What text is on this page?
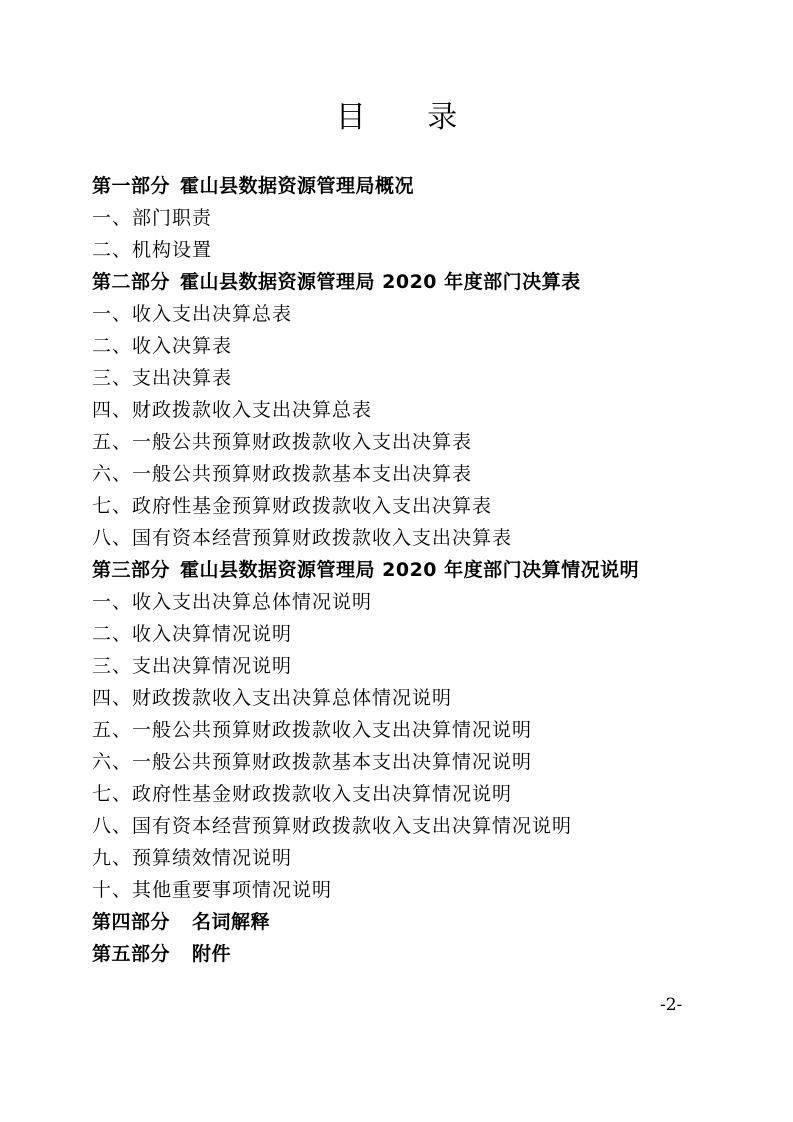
目 录
第一部分 霍山县数据资源管理局概况
一、部门职责
二、机构设置
第二部分 霍山县数据资源管理局 2020 年度部门决算表
一、收入支出决算总表
二、收入决算表
三、支出决算表
四、财政拨款收入支出决算总表
五、一般公共预算财政拨款收入支出决算表
六、一般公共预算财政拨款基本支出决算表
七、政府性基金预算财政拨款收入支出决算表
八、国有资本经营预算财政拨款收入支出决算表
第三部分 霍山县数据资源管理局 2020 年度部门决算情况说明
一、收入支出决算总体情况说明
二、收入决算情况说明
三、支出决算情况说明
四、财政拨款收入支出决算总体情况说明
五、一般公共预算财政拨款收入支出决算情况说明
六、一般公共预算财政拨款基本支出决算情况说明
七、政府性基金财政拨款收入支出决算情况说明
八、国有资本经营预算财政拨款收入支出决算情况说明
九、预算绩效情况说明
十、其他重要事项情况说明
第四部分 名词解释
第五部分 附件
-2-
= = = = =
**Set task:** Leave the pictures out and write out every entry exactly as given.

**Exercise output:**
What text is on this page?
目 录
第一部分 霍山县数据资源管理局概况
一、部门职责
二、机构设置
第二部分 霍山县数据资源管理局 2020 年度部门决算表
一、收入支出决算总表
二、收入决算表
三、支出决算表
四、财政拨款收入支出决算总表
五、一般公共预算财政拨款收入支出决算表
六、一般公共预算财政拨款基本支出决算表
七、政府性基金预算财政拨款收入支出决算表
八、国有资本经营预算财政拨款收入支出决算表
第三部分 霍山县数据资源管理局 2020 年度部门决算情况说明
一、收入支出决算总体情况说明
二、收入决算情况说明
三、支出决算情况说明
四、财政拨款收入支出决算总体情况说明
五、一般公共预算财政拨款收入支出决算情况说明
六、一般公共预算财政拨款基本支出决算情况说明
七、政府性基金财政拨款收入支出决算情况说明
八、国有资本经营预算财政拨款收入支出决算情况说明
九、预算绩效情况说明
十、其他重要事项情况说明
第四部分 名词解释
第五部分 附件
-2-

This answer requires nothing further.